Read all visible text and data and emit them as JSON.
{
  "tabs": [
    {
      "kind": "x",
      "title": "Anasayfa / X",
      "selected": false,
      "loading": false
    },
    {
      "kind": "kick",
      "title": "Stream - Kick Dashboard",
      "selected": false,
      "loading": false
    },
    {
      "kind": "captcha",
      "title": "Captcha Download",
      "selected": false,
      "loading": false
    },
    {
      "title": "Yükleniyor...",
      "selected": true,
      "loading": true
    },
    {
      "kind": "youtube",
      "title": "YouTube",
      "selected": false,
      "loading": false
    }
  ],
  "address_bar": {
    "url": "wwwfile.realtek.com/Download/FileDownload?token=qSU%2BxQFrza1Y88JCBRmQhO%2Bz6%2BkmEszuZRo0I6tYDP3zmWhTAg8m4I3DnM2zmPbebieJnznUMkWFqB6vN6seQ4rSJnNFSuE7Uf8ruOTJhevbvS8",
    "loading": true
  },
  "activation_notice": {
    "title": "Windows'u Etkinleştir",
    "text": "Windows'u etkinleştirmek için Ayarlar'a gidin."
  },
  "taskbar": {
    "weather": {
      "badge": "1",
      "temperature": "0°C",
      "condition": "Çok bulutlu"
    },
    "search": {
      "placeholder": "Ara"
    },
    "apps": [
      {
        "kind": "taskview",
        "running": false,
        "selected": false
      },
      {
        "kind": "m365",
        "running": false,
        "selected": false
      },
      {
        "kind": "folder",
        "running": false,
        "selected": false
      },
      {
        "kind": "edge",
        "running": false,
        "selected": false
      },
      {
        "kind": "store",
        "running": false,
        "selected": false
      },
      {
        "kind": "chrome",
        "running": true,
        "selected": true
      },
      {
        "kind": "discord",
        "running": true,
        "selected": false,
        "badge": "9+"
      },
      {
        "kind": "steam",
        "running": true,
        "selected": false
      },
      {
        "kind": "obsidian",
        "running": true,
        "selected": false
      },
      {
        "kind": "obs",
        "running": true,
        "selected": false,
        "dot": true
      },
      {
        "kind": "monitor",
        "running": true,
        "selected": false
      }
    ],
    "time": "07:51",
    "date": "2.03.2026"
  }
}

---+---

▸ Written task
Look through the entries above and report the number of lines that contain "Windows". Write only the number.

▸ Task result
2